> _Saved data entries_
* Start *

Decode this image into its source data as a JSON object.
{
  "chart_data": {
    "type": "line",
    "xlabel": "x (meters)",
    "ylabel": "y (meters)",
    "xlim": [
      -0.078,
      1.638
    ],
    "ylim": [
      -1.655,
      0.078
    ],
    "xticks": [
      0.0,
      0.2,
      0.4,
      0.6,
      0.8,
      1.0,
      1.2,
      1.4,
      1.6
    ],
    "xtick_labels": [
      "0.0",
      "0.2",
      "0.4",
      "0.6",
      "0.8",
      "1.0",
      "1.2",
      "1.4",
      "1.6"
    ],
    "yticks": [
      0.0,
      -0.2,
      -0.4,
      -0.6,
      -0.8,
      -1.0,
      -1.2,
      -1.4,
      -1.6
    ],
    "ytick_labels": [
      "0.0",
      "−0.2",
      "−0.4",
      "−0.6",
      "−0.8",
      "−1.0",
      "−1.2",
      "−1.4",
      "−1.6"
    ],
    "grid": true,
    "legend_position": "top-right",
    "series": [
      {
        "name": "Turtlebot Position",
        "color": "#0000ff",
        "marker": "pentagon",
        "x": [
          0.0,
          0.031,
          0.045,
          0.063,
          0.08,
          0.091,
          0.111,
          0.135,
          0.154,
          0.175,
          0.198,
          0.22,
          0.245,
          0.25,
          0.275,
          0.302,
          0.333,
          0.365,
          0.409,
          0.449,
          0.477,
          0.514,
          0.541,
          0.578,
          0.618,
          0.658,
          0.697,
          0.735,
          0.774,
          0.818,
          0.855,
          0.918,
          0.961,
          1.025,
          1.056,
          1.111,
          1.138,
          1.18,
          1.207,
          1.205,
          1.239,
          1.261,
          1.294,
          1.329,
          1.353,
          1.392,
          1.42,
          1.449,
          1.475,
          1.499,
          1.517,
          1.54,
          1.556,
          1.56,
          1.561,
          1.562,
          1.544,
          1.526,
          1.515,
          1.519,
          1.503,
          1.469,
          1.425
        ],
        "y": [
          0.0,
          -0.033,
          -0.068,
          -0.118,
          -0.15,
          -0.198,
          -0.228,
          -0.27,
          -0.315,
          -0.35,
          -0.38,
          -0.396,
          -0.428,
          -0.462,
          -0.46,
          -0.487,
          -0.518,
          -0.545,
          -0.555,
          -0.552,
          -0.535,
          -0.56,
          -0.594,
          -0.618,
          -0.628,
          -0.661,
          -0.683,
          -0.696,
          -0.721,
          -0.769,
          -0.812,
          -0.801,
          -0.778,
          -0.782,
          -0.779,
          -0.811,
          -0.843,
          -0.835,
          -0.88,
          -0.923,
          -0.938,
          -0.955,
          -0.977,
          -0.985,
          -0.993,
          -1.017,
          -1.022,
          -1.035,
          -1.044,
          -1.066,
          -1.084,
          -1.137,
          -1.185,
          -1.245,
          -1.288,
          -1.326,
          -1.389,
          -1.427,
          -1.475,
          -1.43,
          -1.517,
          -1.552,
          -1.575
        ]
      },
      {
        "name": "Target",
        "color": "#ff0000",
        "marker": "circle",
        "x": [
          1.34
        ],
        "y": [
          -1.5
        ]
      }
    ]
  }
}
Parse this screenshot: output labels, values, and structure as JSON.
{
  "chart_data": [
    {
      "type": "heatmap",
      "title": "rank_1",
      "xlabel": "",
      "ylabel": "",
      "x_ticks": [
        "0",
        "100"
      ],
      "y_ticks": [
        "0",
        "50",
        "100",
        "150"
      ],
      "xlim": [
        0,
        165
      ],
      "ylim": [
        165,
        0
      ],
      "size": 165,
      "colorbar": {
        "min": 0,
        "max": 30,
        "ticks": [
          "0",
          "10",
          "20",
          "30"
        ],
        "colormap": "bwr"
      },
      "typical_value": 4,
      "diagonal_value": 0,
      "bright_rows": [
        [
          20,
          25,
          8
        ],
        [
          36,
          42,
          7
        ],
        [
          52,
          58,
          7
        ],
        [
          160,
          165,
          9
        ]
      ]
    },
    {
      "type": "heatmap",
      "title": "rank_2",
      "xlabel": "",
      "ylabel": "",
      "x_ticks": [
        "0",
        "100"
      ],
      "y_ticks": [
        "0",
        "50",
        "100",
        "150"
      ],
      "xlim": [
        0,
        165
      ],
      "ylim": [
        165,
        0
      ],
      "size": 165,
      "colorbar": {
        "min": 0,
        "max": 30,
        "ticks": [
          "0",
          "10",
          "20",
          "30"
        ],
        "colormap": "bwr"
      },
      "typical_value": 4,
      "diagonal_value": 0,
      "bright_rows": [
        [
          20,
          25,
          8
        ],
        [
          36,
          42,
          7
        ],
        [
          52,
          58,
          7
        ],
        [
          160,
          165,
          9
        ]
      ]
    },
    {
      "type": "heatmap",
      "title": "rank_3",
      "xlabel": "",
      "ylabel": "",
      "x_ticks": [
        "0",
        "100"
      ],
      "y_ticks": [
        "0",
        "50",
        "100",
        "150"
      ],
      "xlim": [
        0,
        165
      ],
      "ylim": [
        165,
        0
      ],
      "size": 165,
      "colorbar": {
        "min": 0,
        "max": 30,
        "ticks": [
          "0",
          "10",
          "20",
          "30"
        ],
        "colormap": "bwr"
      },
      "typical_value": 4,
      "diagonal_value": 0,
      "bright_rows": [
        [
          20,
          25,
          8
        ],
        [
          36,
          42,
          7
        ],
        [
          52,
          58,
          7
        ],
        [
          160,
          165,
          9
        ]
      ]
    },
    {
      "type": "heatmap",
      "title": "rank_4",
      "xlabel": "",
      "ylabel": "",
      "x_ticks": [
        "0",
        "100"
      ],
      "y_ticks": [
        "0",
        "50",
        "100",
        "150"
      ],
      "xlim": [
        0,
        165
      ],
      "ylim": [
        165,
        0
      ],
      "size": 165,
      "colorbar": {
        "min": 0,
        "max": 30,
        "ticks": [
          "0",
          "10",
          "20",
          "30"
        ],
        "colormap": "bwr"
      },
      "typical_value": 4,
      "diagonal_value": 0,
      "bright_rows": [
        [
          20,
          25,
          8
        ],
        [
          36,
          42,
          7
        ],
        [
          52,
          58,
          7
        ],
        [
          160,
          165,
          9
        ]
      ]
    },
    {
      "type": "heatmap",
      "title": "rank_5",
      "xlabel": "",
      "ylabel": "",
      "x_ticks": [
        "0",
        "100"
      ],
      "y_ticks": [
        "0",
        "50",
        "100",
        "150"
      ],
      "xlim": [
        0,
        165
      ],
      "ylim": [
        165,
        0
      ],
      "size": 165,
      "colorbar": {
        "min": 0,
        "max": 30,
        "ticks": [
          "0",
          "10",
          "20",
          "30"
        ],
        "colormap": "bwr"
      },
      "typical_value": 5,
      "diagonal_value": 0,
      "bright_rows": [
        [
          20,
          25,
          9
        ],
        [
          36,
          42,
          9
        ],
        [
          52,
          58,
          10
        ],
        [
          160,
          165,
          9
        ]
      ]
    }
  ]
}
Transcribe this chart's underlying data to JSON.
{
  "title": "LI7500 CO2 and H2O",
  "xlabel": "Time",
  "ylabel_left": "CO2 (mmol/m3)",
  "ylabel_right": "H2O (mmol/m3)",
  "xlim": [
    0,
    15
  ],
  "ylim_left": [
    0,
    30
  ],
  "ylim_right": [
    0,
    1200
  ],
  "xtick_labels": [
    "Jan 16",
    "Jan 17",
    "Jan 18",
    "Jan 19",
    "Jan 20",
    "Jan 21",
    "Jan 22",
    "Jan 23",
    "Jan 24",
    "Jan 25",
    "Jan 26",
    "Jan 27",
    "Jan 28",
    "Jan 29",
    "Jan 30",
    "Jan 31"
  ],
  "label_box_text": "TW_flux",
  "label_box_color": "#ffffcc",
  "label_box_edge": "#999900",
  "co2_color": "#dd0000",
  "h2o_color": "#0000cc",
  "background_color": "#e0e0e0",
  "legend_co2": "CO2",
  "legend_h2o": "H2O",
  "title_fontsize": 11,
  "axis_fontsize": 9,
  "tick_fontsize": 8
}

* End *

> _PROBLEM STATEMENT_
Select and copy every line of the listing with the word "JSON".

> _SOLUTION TO THIS PROBLEM_
Decode this image into its source data as a JSON object.
Parse this screenshot: output labels, values, and structure as JSON.
Transcribe this chart's underlying data to JSON.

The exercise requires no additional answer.